** START Records to use **
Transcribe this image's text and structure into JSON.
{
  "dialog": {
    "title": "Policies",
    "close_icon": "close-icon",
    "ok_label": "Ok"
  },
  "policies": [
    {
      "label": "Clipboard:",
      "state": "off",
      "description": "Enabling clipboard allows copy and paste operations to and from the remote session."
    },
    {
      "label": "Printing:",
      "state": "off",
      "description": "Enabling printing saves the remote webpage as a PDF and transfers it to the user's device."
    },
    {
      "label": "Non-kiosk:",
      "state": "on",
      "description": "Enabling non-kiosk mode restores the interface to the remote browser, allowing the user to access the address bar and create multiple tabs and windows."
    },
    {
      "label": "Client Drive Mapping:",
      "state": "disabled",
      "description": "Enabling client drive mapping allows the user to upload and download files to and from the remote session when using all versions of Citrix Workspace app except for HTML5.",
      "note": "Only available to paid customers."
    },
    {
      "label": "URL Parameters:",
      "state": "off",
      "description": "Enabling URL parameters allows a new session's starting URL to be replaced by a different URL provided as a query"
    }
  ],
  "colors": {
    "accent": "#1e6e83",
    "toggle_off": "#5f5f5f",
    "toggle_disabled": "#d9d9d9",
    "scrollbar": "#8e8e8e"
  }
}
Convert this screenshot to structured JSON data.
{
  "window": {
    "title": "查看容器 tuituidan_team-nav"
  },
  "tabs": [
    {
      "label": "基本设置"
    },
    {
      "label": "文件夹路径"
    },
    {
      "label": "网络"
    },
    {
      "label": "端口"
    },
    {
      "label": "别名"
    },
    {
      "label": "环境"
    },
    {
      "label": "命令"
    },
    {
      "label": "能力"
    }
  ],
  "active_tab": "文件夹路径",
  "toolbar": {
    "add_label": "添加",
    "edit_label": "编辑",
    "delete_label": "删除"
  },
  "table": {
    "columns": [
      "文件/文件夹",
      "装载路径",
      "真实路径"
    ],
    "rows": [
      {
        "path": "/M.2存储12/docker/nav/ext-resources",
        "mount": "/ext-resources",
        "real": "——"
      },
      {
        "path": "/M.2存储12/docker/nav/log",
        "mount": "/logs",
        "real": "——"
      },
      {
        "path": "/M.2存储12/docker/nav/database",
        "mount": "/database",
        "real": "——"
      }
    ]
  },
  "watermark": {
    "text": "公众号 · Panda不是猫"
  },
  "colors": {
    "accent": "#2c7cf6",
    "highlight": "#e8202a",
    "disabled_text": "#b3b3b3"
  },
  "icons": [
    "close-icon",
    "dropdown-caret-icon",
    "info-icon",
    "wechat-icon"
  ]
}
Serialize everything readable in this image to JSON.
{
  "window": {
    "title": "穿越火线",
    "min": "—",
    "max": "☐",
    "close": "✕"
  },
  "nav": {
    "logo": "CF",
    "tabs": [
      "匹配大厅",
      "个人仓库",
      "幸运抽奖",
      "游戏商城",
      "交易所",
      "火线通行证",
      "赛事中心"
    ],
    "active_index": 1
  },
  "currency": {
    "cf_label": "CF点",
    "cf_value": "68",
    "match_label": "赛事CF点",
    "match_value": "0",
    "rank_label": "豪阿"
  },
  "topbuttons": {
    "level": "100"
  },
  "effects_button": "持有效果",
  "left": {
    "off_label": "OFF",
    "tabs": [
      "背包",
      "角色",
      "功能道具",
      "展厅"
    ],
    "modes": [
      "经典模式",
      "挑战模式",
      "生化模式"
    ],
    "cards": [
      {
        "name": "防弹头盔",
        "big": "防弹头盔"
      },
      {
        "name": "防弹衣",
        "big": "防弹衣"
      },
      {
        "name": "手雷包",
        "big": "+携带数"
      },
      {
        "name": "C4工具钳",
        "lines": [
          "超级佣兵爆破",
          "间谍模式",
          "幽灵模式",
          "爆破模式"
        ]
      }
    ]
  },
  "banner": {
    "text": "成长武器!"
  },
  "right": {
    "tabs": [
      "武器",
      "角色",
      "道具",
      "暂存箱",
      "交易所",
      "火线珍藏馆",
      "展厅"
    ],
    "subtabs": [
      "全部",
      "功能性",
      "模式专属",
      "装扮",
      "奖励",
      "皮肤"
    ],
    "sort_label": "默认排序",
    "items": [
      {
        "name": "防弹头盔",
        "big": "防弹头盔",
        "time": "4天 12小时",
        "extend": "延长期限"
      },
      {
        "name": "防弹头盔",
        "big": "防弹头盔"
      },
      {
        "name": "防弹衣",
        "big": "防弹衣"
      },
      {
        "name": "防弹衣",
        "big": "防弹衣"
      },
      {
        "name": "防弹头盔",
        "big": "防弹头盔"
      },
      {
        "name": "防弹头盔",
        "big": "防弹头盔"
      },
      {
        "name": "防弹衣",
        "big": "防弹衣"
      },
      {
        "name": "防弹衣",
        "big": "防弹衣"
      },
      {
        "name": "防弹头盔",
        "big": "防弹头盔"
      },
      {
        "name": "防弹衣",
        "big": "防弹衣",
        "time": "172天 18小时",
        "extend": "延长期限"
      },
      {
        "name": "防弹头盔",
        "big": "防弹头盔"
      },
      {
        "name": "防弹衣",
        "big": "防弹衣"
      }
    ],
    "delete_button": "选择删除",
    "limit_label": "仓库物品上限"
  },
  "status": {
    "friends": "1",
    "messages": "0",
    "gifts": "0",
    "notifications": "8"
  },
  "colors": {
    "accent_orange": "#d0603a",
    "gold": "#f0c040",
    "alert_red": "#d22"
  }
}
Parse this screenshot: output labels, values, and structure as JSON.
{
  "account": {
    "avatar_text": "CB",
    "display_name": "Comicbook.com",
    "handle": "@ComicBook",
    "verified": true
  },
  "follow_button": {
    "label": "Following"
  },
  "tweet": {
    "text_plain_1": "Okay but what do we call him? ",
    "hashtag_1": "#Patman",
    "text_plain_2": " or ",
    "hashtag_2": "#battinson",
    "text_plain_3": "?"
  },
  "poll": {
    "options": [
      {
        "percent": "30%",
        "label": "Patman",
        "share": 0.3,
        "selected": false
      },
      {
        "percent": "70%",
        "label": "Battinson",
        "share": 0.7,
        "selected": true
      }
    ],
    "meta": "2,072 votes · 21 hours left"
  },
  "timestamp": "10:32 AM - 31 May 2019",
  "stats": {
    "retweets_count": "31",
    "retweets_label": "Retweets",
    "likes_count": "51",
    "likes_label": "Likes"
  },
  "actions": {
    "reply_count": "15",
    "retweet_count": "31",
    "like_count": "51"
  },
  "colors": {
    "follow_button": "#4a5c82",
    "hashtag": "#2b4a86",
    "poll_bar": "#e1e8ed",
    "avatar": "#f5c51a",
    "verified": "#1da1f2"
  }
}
** END Records to use **
= Exercise task =
All of the records must be repeated exactly.

= Exercise result =
Transcribe this image's text and structure into JSON.
{
  "dialog": {
    "title": "Policies",
    "close_icon": "close-icon",
    "ok_label": "Ok"
  },
  "policies": [
    {
      "label": "Clipboard:",
      "state": "off",
      "description": "Enabling clipboard allows copy and paste operations to and from the remote session."
    },
    {
      "label": "Printing:",
      "state": "off",
      "description": "Enabling printing saves the remote webpage as a PDF and transfers it to the user's device."
    },
    {
      "label": "Non-kiosk:",
      "state": "on",
      "description": "Enabling non-kiosk mode restores the interface to the remote browser, allowing the user to access the address bar and create multiple tabs and windows."
    },
    {
      "label": "Client Drive Mapping:",
      "state": "disabled",
      "description": "Enabling client drive mapping allows the user to upload and download files to and from the remote session when using all versions of Citrix Workspace app except for HTML5.",
      "note": "Only available to paid customers."
    },
    {
      "label": "URL Parameters:",
      "state": "off",
      "description": "Enabling URL parameters allows a new session's starting URL to be replaced by a different URL provided as a query"
    }
  ],
  "colors": {
    "accent": "#1e6e83",
    "toggle_off": "#5f5f5f",
    "toggle_disabled": "#d9d9d9",
    "scrollbar": "#8e8e8e"
  }
}
Convert this screenshot to structured JSON data.
{
  "window": {
    "title": "查看容器 tuituidan_team-nav"
  },
  "tabs": [
    {
      "label": "基本设置"
    },
    {
      "label": "文件夹路径"
    },
    {
      "label": "网络"
    },
    {
      "label": "端口"
    },
    {
      "label": "别名"
    },
    {
      "label": "环境"
    },
    {
      "label": "命令"
    },
    {
      "label": "能力"
    }
  ],
  "active_tab": "文件夹路径",
  "toolbar": {
    "add_label": "添加",
    "edit_label": "编辑",
    "delete_label": "删除"
  },
  "table": {
    "columns": [
      "文件/文件夹",
      "装载路径",
      "真实路径"
    ],
    "rows": [
      {
        "path": "/M.2存储12/docker/nav/ext-resources",
        "mount": "/ext-resources",
        "real": "——"
      },
      {
        "path": "/M.2存储12/docker/nav/log",
        "mount": "/logs",
        "real": "——"
      },
      {
        "path": "/M.2存储12/docker/nav/database",
        "mount": "/database",
        "real": "——"
      }
    ]
  },
  "watermark": {
    "text": "公众号 · Panda不是猫"
  },
  "colors": {
    "accent": "#2c7cf6",
    "highlight": "#e8202a",
    "disabled_text": "#b3b3b3"
  },
  "icons": [
    "close-icon",
    "dropdown-caret-icon",
    "info-icon",
    "wechat-icon"
  ]
}
Serialize everything readable in this image to JSON.
{
  "window": {
    "title": "穿越火线",
    "min": "—",
    "max": "☐",
    "close": "✕"
  },
  "nav": {
    "logo": "CF",
    "tabs": [
      "匹配大厅",
      "个人仓库",
      "幸运抽奖",
      "游戏商城",
      "交易所",
      "火线通行证",
      "赛事中心"
    ],
    "active_index": 1
  },
  "currency": {
    "cf_label": "CF点",
    "cf_value": "68",
    "match_label": "赛事CF点",
    "match_value": "0",
    "rank_label": "豪阿"
  },
  "topbuttons": {
    "level": "100"
  },
  "effects_button": "持有效果",
  "left": {
    "off_label": "OFF",
    "tabs": [
      "背包",
      "角色",
      "功能道具",
      "展厅"
    ],
    "modes": [
      "经典模式",
      "挑战模式",
      "生化模式"
    ],
    "cards": [
      {
        "name": "防弹头盔",
        "big": "防弹头盔"
      },
      {
        "name": "防弹衣",
        "big": "防弹衣"
      },
      {
        "name": "手雷包",
        "big": "+携带数"
      },
      {
        "name": "C4工具钳",
        "lines": [
          "超级佣兵爆破",
          "间谍模式",
          "幽灵模式",
          "爆破模式"
        ]
      }
    ]
  },
  "banner": {
    "text": "成长武器!"
  },
  "right": {
    "tabs": [
      "武器",
      "角色",
      "道具",
      "暂存箱",
      "交易所",
      "火线珍藏馆",
      "展厅"
    ],
    "subtabs": [
      "全部",
      "功能性",
      "模式专属",
      "装扮",
      "奖励",
      "皮肤"
    ],
    "sort_label": "默认排序",
    "items": [
      {
        "name": "防弹头盔",
        "big": "防弹头盔",
        "time": "4天 12小时",
        "extend": "延长期限"
      },
      {
        "name": "防弹头盔",
        "big": "防弹头盔"
      },
      {
        "name": "防弹衣",
        "big": "防弹衣"
      },
      {
        "name": "防弹衣",
        "big": "防弹衣"
      },
      {
        "name": "防弹头盔",
        "big": "防弹头盔"
      },
      {
        "name": "防弹头盔",
        "big": "防弹头盔"
      },
      {
        "name": "防弹衣",
        "big": "防弹衣"
      },
      {
        "name": "防弹衣",
        "big": "防弹衣"
      },
      {
        "name": "防弹头盔",
        "big": "防弹头盔"
      },
      {
        "name": "防弹衣",
        "big": "防弹衣",
        "time": "172天 18小时",
        "extend": "延长期限"
      },
      {
        "name": "防弹头盔",
        "big": "防弹头盔"
      },
      {
        "name": "防弹衣",
        "big": "防弹衣"
      }
    ],
    "delete_button": "选择删除",
    "limit_label": "仓库物品上限"
  },
  "status": {
    "friends": "1",
    "messages": "0",
    "gifts": "0",
    "notifications": "8"
  },
  "colors": {
    "accent_orange": "#d0603a",
    "gold": "#f0c040",
    "alert_red": "#d22"
  }
}
Parse this screenshot: output labels, values, and structure as JSON.
{
  "account": {
    "avatar_text": "CB",
    "display_name": "Comicbook.com",
    "handle": "@ComicBook",
    "verified": true
  },
  "follow_button": {
    "label": "Following"
  },
  "tweet": {
    "text_plain_1": "Okay but what do we call him? ",
    "hashtag_1": "#Patman",
    "text_plain_2": " or ",
    "hashtag_2": "#battinson",
    "text_plain_3": "?"
  },
  "poll": {
    "options": [
      {
        "percent": "30%",
        "label": "Patman",
        "share": 0.3,
        "selected": false
      },
      {
        "percent": "70%",
        "label": "Battinson",
        "share": 0.7,
        "selected": true
      }
    ],
    "meta": "2,072 votes · 21 hours left"
  },
  "timestamp": "10:32 AM - 31 May 2019",
  "stats": {
    "retweets_count": "31",
    "retweets_label": "Retweets",
    "likes_count": "51",
    "likes_label": "Likes"
  },
  "actions": {
    "reply_count": "15",
    "retweet_count": "31",
    "like_count": "51"
  },
  "colors": {
    "follow_button": "#4a5c82",
    "hashtag": "#2b4a86",
    "poll_bar": "#e1e8ed",
    "avatar": "#f5c51a",
    "verified": "#1da1f2"
  }
}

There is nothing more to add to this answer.